- _Exercises_:
A. Answer these questions about the excerpt on dramatic NASCAR finishes, one per line:
(i) At which track was the 2012 season-opening race in what is now the Xfinity Series held?
(ii) In how many career starts did James Buescher get his only Xfinity victory?
(iii) Which announcer is quoted describing Dale Earnhardt's 2000 ride at Talladega Superspeedway?
B. Quote the stretch of the excerpt on dramatic NASCAR finishes from "NASCAR has had" through "won the race.", word for word.
C. Summarize the excerpt on dramatic NASCAR finishes in two sentences.

- _Document excerpt_:
[Begin]

NASCAR has had its share of dramatic finishes through the years. While it’s easy to debate which dramatic finishes rank among the all-time best, here’s a look at some of the most dramatic (and surprising) wins in NASCAR.

The first selection comes from what is now the Xfinity Series. It was the 2012 season-opening race at Daytona International Speedway. Kurt Busch led with Kyle Busch pushing him as they entered Turn 3. Behind them were Joey Logano, Trevor Bayne, Tony Stewart, Elliott SadlerRicky Stenhouse Jr., Kasey Kahne, Cole Whitt and Brad Keselowski.

None of them won the race. 

James Buescher, who was 11th in Turn 4 won for his only Xfinity victory in 91 career starts. 

 

Carl Edwards had won the Xfinity race the day at Atlanta but had yet to win in 16 previous Cup starts before he cranked the engine at Atlanta Motor Speedway in March 2005. Edwards came from behind to beat Jimmie Johnson at the line in among the closest finishes in NASCAR.

 

Dale Earnhardt’s incredible ride from 18th to first in the final five laps in 2000 at Talladega Superspeedway is memorable for that alone but it also was his 76th and final Cup victory. When the video clip below starts, you don’t even see Earnhardt but he’s there lurking and works his way up the field. With two laps left, announcer Jerry Punch exclaims: “The Intimidator is scraped and beaten on the right side, but he will not be denied! “Mr. Restrictor Plate knows there are two laps to go! Earnhardt drives to the high side of Bobby Labonte. Wow.”

 

As they took the white flag at Watkins Glen International in 2012, Kyle Busch led, Brad Keselowski was second and Marcos Ambrose was third.

[End]

- _Provided data_:
[Begin]

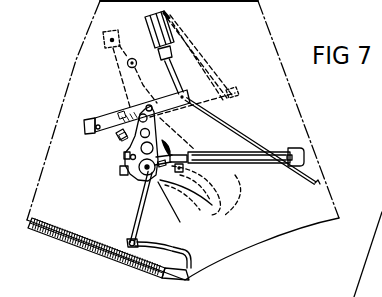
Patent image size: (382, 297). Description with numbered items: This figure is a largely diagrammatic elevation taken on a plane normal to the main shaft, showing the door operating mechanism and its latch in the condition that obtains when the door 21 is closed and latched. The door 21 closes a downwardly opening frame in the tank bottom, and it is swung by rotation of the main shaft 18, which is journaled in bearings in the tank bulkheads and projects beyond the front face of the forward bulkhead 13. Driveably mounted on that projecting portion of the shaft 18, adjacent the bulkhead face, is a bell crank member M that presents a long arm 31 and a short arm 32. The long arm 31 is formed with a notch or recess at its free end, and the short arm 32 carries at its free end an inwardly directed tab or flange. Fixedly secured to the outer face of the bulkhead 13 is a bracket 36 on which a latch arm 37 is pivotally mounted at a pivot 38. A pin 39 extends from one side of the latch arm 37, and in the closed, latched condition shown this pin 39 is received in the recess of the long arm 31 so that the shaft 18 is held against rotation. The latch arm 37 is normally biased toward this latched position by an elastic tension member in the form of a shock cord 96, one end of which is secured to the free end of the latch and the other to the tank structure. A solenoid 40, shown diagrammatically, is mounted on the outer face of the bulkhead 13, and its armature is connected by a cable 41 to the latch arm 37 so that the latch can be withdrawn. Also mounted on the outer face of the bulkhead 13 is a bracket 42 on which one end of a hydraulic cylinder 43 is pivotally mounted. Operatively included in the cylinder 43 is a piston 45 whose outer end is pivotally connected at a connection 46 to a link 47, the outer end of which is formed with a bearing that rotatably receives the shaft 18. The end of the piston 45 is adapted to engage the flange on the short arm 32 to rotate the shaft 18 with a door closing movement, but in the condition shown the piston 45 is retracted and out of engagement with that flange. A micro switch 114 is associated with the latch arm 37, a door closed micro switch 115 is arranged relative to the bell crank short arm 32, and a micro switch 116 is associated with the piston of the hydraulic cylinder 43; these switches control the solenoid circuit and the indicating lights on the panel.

[End]

- _Outputs for the tasks_:
A.
(i) Daytona International Speedway
(ii) 91
(iii) Jerry Punch

B.
NASCAR has had its share of dramatic finishes through the years. While it’s easy to debate which dramatic finishes rank among the all-time best, here’s a look at some of the most dramatic (and surprising) wins in NASCAR.

The first selection comes from what is now the Xfinity Series. It was the 2012 season-opening race at Daytona International Speedway. Kurt Busch led with Kyle Busch pushing him as they entered Turn 3. Behind them were Joey Logano, Trevor Bayne, Tony Stewart, Elliott SadlerRicky Stenhouse Jr., Kasey Kahne, Cole Whitt and Brad Keselowski.

None of them won the race.

C. The excerpt recalls surprising wins such as James Buescher's victory in the 2012 Xfinity season opener at Daytona, his only Xfinity win in 91 starts, after he ran 11th in Turn 4. It also recalls Carl Edwards coming from behind to beat Jimmie Johnson at the line at Atlanta in March 2005, and Dale Earnhardt's climb from 18th to first in the final five laps at Talladega in 2000 for his 76th and final Cup victory.